[What the task asks] Pictures don't belong in the copy. Set down the lines from the one containing "Transcribe this image's" through the last line, exactly as they are.

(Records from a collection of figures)
——
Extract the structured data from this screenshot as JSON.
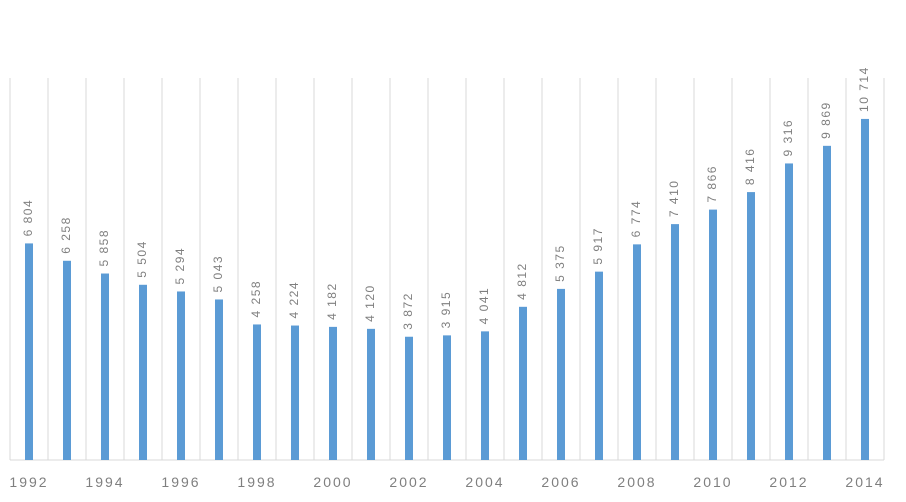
{
  "chart_data": {
    "type": "bar",
    "categories": [
      "1992",
      null,
      "1994",
      null,
      "1996",
      null,
      "1998",
      null,
      "2000",
      null,
      "2002",
      null,
      "2004",
      null,
      "2006",
      null,
      "2008",
      null,
      "2010",
      null,
      "2012",
      null,
      "2014"
    ],
    "values": [
      6804,
      6258,
      5858,
      5504,
      5294,
      5043,
      4258,
      4224,
      4182,
      4120,
      3872,
      3915,
      4041,
      4812,
      5375,
      5917,
      6774,
      7410,
      7866,
      8416,
      9316,
      9869,
      10714
    ],
    "value_labels": [
      "6 804",
      "6 258",
      "5 858",
      "5 504",
      "5 294",
      "5 043",
      "4 258",
      "4 224",
      "4 182",
      "4 120",
      "3 872",
      "3 915",
      "4 041",
      "4 812",
      "5 375",
      "5 917",
      "6 774",
      "7 410",
      "7 866",
      "8 416",
      "9 316",
      "9 869",
      "10 714"
    ],
    "color": "#5b9bd5",
    "ylim": [
      0,
      12000
    ],
    "grid": true
  }
}
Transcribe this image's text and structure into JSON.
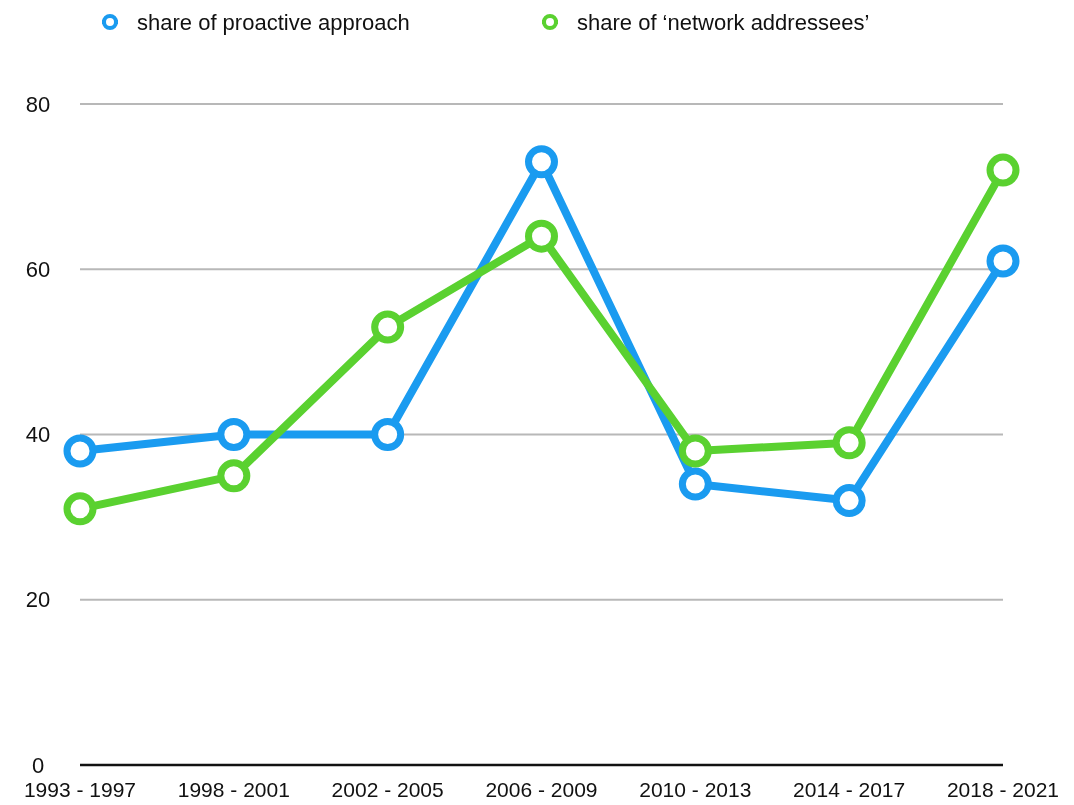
{
  "chart_data": {
    "type": "line",
    "categories": [
      "1993 - 1997",
      "1998 - 2001",
      "2002 - 2005",
      "2006 - 2009",
      "2010 - 2013",
      "2014 - 2017",
      "2018 - 2021"
    ],
    "series": [
      {
        "name": "share of proactive approach",
        "color": "#1a9bf0",
        "values": [
          38,
          40,
          40,
          73,
          34,
          32,
          61
        ]
      },
      {
        "name": "share of ‘network addressees’",
        "color": "#5ad130",
        "values": [
          31,
          35,
          53,
          64,
          38,
          39,
          72
        ]
      }
    ],
    "ylim": [
      0,
      80
    ],
    "yticks": [
      0,
      20,
      40,
      60,
      80
    ],
    "grid": "y",
    "legend": "top",
    "marker": "circle",
    "line_style": "solid"
  }
}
——
[Task response]
Transcribe this image's text and structure into JSON.
{
  "chart_data": {
    "type": "line",
    "categories": [
      "1993 - 1997",
      "1998 - 2001",
      "2002 - 2005",
      "2006 - 2009",
      "2010 - 2013",
      "2014 - 2017",
      "2018 - 2021"
    ],
    "series": [
      {
        "name": "share of proactive approach",
        "color": "#1a9bf0",
        "values": [
          38,
          40,
          40,
          73,
          34,
          32,
          61
        ]
      },
      {
        "name": "share of ‘network addressees’",
        "color": "#5ad130",
        "values": [
          31,
          35,
          53,
          64,
          38,
          39,
          72
        ]
      }
    ],
    "ylim": [
      0,
      80
    ],
    "yticks": [
      0,
      20,
      40,
      60,
      80
    ],
    "grid": "y",
    "legend": "top",
    "marker": "circle",
    "line_style": "solid"
  }
}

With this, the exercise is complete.